◆ Task material ◆
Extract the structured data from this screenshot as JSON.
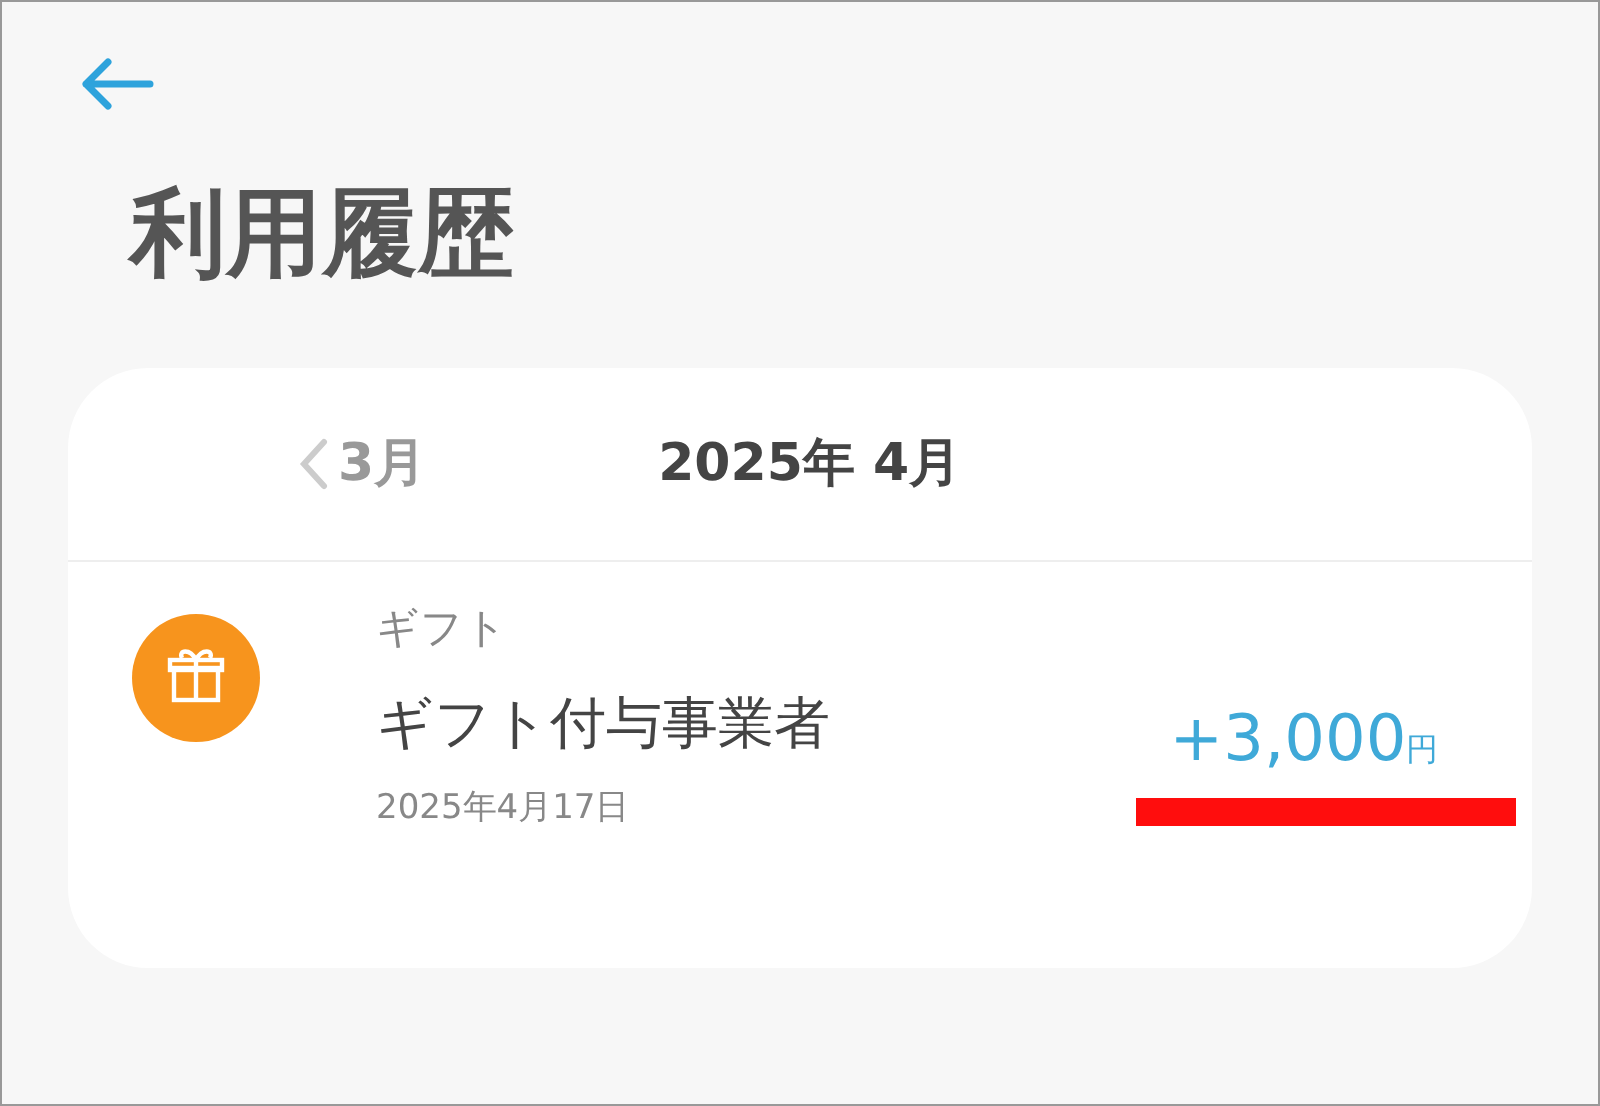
{
  "title": "利用履歴",
  "month_nav": {
    "previous": "3月",
    "current": "2025年 4月"
  },
  "transactions": [
    {
      "category": "ギフト",
      "name": "ギフト付与事業者",
      "date": "2025年4月17日",
      "amount": "+3,000",
      "unit": "円",
      "highlighted": true
    }
  ]
}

◆ Problem to solve ◆
Transcribe all the lines above exactly, apart from the pictures.

◆ Written solution ◆
Extract the structured data from this screenshot as JSON.
{
  "title": "利用履歴",
  "month_nav": {
    "previous": "3月",
    "current": "2025年 4月"
  },
  "transactions": [
    {
      "category": "ギフト",
      "name": "ギフト付与事業者",
      "date": "2025年4月17日",
      "amount": "+3,000",
      "unit": "円",
      "highlighted": true
    }
  ]
}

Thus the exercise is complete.